Record set:
#####

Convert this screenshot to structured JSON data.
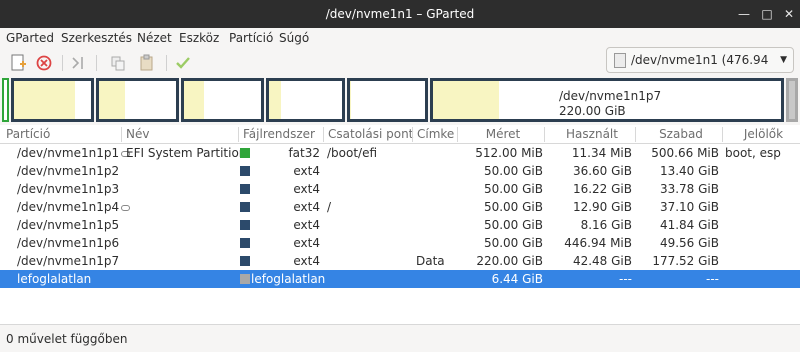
{
  "window": {
    "title": "/dev/nvme1n1 – GParted"
  },
  "menu": [
    "GParted",
    "Szerkesztés",
    "Nézet",
    "Eszköz",
    "Partíció",
    "Súgó"
  ],
  "toolbar": {
    "icons": [
      "new-partition-icon",
      "delete-icon",
      "resize-move-icon",
      "copy-icon",
      "paste-icon",
      "apply-icon"
    ]
  },
  "device_selector": {
    "label": "/dev/nvme1n1 (476.94 GiB)"
  },
  "partition_map": {
    "selected_label": "/dev/nvme1n1p7",
    "selected_size": "220.00 GiB"
  },
  "columns": [
    "Partíció",
    "Név",
    "Fájlrendszer",
    "Csatolási pont",
    "Címke",
    "Méret",
    "Használt",
    "Szabad",
    "Jelölők"
  ],
  "partitions": [
    {
      "partition": "/dev/nvme1n1p1",
      "key": true,
      "name": "EFI System Partition",
      "fs": "fat32",
      "fs_color": "#2fa53a",
      "mount": "/boot/efi",
      "label": "",
      "size": "512.00 MiB",
      "used": "11.34 MiB",
      "free": "500.66 MiB",
      "flags": "boot, esp"
    },
    {
      "partition": "/dev/nvme1n1p2",
      "key": false,
      "name": "",
      "fs": "ext4",
      "fs_color": "#2c4a6b",
      "mount": "",
      "label": "",
      "size": "50.00 GiB",
      "used": "36.60 GiB",
      "free": "13.40 GiB",
      "flags": ""
    },
    {
      "partition": "/dev/nvme1n1p3",
      "key": false,
      "name": "",
      "fs": "ext4",
      "fs_color": "#2c4a6b",
      "mount": "",
      "label": "",
      "size": "50.00 GiB",
      "used": "16.22 GiB",
      "free": "33.78 GiB",
      "flags": ""
    },
    {
      "partition": "/dev/nvme1n1p4",
      "key": true,
      "name": "",
      "fs": "ext4",
      "fs_color": "#2c4a6b",
      "mount": "/",
      "label": "",
      "size": "50.00 GiB",
      "used": "12.90 GiB",
      "free": "37.10 GiB",
      "flags": ""
    },
    {
      "partition": "/dev/nvme1n1p5",
      "key": false,
      "name": "",
      "fs": "ext4",
      "fs_color": "#2c4a6b",
      "mount": "",
      "label": "",
      "size": "50.00 GiB",
      "used": "8.16 GiB",
      "free": "41.84 GiB",
      "flags": ""
    },
    {
      "partition": "/dev/nvme1n1p6",
      "key": false,
      "name": "",
      "fs": "ext4",
      "fs_color": "#2c4a6b",
      "mount": "",
      "label": "",
      "size": "50.00 GiB",
      "used": "446.94 MiB",
      "free": "49.56 GiB",
      "flags": ""
    },
    {
      "partition": "/dev/nvme1n1p7",
      "key": false,
      "name": "",
      "fs": "ext4",
      "fs_color": "#2c4a6b",
      "mount": "",
      "label": "Data",
      "size": "220.00 GiB",
      "used": "42.48 GiB",
      "free": "177.52 GiB",
      "flags": ""
    },
    {
      "partition": "lefoglalatlan",
      "key": false,
      "name": "",
      "fs": "lefoglalatlan",
      "fs_color": "#a8a8a8",
      "mount": "",
      "label": "",
      "size": "6.44 GiB",
      "used": "---",
      "free": "---",
      "flags": "",
      "selected": true
    }
  ],
  "status": {
    "text": "0 művelet függőben"
  },
  "colors": {
    "selection": "#3584e4",
    "used_space": "#f8f5c2",
    "ext4": "#2c4a6b",
    "fat32": "#2fa53a"
  }
}
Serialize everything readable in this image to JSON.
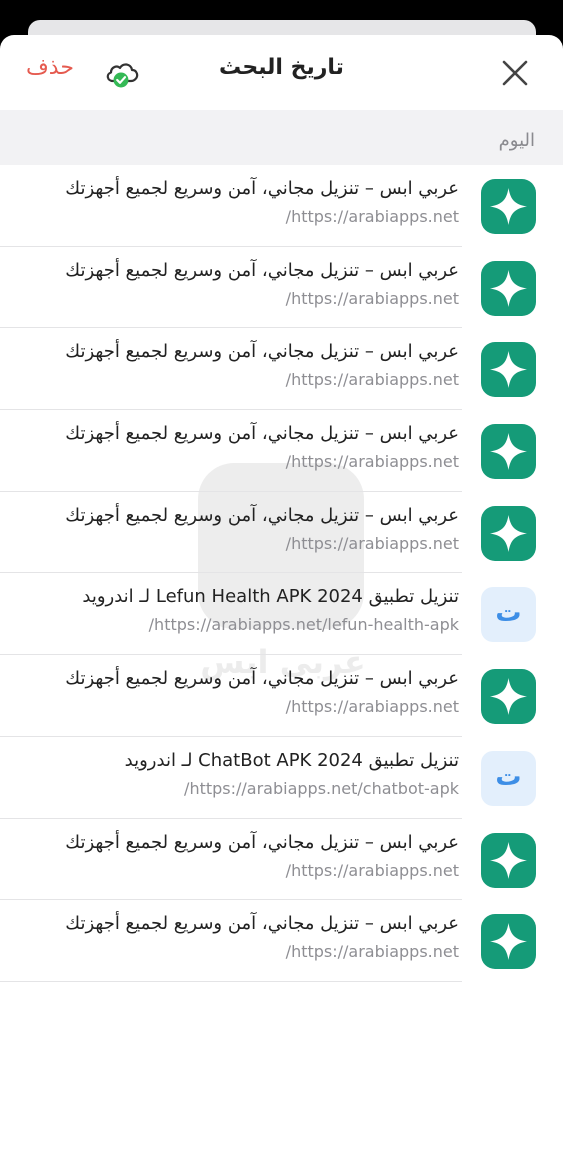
{
  "header": {
    "title": "تاريخ البحث",
    "delete_label": "حذف",
    "icons": {
      "close": "close-icon",
      "cloud_sync": "cloud-check-icon"
    }
  },
  "colors": {
    "delete_text": "#e55a4f",
    "site_icon_green": "#159b78",
    "letter_icon_bg": "#e3effc",
    "letter_icon_fg": "#3d8ee6"
  },
  "section": {
    "label": "اليوم"
  },
  "watermark": {
    "text": "عربي ابس"
  },
  "history": [
    {
      "title": "عربي ابس – تنزيل مجاني، آمن وسريع لجميع أجهزتك",
      "url": "https://arabiapps.net/",
      "icon": "sparkle-icon"
    },
    {
      "title": "عربي ابس – تنزيل مجاني، آمن وسريع لجميع أجهزتك",
      "url": "https://arabiapps.net/",
      "icon": "sparkle-icon"
    },
    {
      "title": "عربي ابس – تنزيل مجاني، آمن وسريع لجميع أجهزتك",
      "url": "https://arabiapps.net/",
      "icon": "sparkle-icon"
    },
    {
      "title": "عربي ابس – تنزيل مجاني، آمن وسريع لجميع أجهزتك",
      "url": "https://arabiapps.net/",
      "icon": "sparkle-icon"
    },
    {
      "title": "عربي ابس – تنزيل مجاني، آمن وسريع لجميع أجهزتك",
      "url": "https://arabiapps.net/",
      "icon": "sparkle-icon"
    },
    {
      "title": "تنزيل تطبيق Lefun Health APK 2024 لـ اندرويد",
      "url": "https://arabiapps.net/lefun-health-apk/",
      "icon": "letter-icon",
      "icon_letter": "ت"
    },
    {
      "title": "عربي ابس – تنزيل مجاني، آمن وسريع لجميع أجهزتك",
      "url": "https://arabiapps.net/",
      "icon": "sparkle-icon"
    },
    {
      "title": "تنزيل تطبيق ChatBot APK 2024 لـ اندرويد",
      "url": "https://arabiapps.net/chatbot-apk/",
      "icon": "letter-icon",
      "icon_letter": "ت"
    },
    {
      "title": "عربي ابس – تنزيل مجاني، آمن وسريع لجميع أجهزتك",
      "url": "https://arabiapps.net/",
      "icon": "sparkle-icon"
    },
    {
      "title": "عربي ابس – تنزيل مجاني، آمن وسريع لجميع أجهزتك",
      "url": "https://arabiapps.net/",
      "icon": "sparkle-icon"
    }
  ]
}
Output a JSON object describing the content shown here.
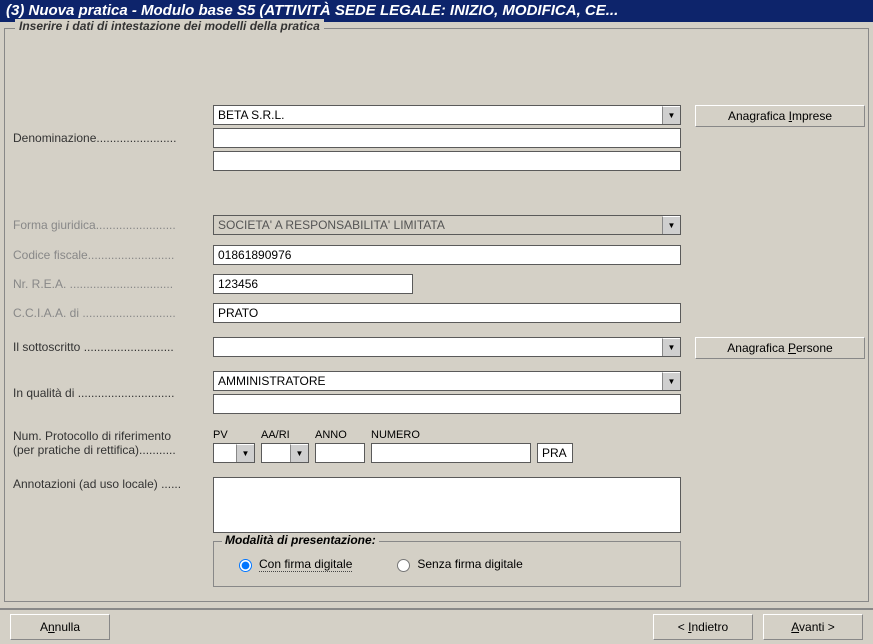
{
  "window": {
    "title": "(3) Nuova pratica - Modulo base S5 (ATTIVITÀ SEDE LEGALE: INIZIO, MODIFICA, CE..."
  },
  "fieldset": {
    "legend": "Inserire i dati di intestazione dei modelli della pratica"
  },
  "labels": {
    "denominazione": "Denominazione........................",
    "forma_giuridica": "Forma giuridica........................",
    "codice_fiscale": "Codice fiscale..........................",
    "nr_rea": "Nr. R.E.A. ...............................",
    "cciaa": "C.C.I.A.A. di ............................",
    "sottoscritto": "Il sottoscritto ...........................",
    "in_qualita": "In qualità di .............................",
    "protocollo": "Num. Protocollo di riferimento",
    "protocollo_sub": "(per pratiche di rettifica)...........",
    "annotazioni": "Annotazioni (ad uso locale) ......"
  },
  "fields": {
    "denominazione": "BETA S.R.L.",
    "denominazione2": "",
    "denominazione3": "",
    "forma_giuridica": "SOCIETA' A RESPONSABILITA' LIMITATA",
    "codice_fiscale": "01861890976",
    "nr_rea": "123456",
    "cciaa": "PRATO",
    "sottoscritto": "",
    "in_qualita": "AMMINISTRATORE",
    "in_qualita2": "",
    "annotazioni": ""
  },
  "protocollo": {
    "hdr_pv": "PV",
    "hdr_aari": "AA/RI",
    "hdr_anno": "ANNO",
    "hdr_numero": "NUMERO",
    "pv": "",
    "aari": "",
    "anno": "",
    "numero": "",
    "suffix": "PRA"
  },
  "presentation": {
    "legend": "Modalità di presentazione:",
    "opt1": "Con firma digitale",
    "opt2": "Senza firma digitale"
  },
  "buttons": {
    "anagrafica_imprese": "Anagrafica Imprese",
    "anagrafica_persone": "Anagrafica Persone",
    "annulla": "Annulla",
    "indietro": "< Indietro",
    "avanti": "Avanti >"
  }
}
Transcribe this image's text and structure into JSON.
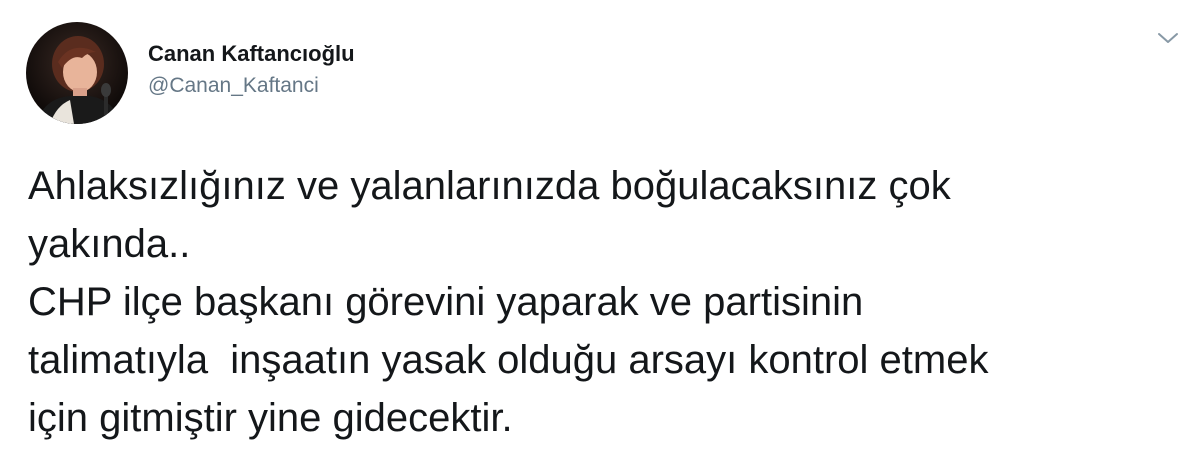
{
  "user": {
    "display_name": "Canan Kaftancıoğlu",
    "handle": "@Canan_Kaftanci"
  },
  "icons": {
    "avatar": "profile-photo",
    "menu": "chevron-down-icon"
  },
  "tweet": {
    "text": "Ahlaksızlığınız ve yalanlarınızda boğulacaksınız çok\nyakında..\nCHP ilçe başkanı görevini yaparak ve partisinin\ntalimatıyla  inşaatın yasak olduğu arsayı kontrol etmek\niçin gitmiştir yine gidecektir."
  },
  "colors": {
    "text": "#14171a",
    "secondary": "#657786",
    "background": "#ffffff"
  }
}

#####

What you have to do:
Leave out all pictures and retype precisely the lines that run from the line containing "Transcribe this image's" to the last line of the records.

Final answer:
Transcribe this image's text and structure into JSON.
{
  "user": {
    "display_name": "Canan Kaftancıoğlu",
    "handle": "@Canan_Kaftanci"
  },
  "icons": {
    "avatar": "profile-photo",
    "menu": "chevron-down-icon"
  },
  "tweet": {
    "text": "Ahlaksızlığınız ve yalanlarınızda boğulacaksınız çok\nyakında..\nCHP ilçe başkanı görevini yaparak ve partisinin\ntalimatıyla  inşaatın yasak olduğu arsayı kontrol etmek\niçin gitmiştir yine gidecektir."
  },
  "colors": {
    "text": "#14171a",
    "secondary": "#657786",
    "background": "#ffffff"
  }
}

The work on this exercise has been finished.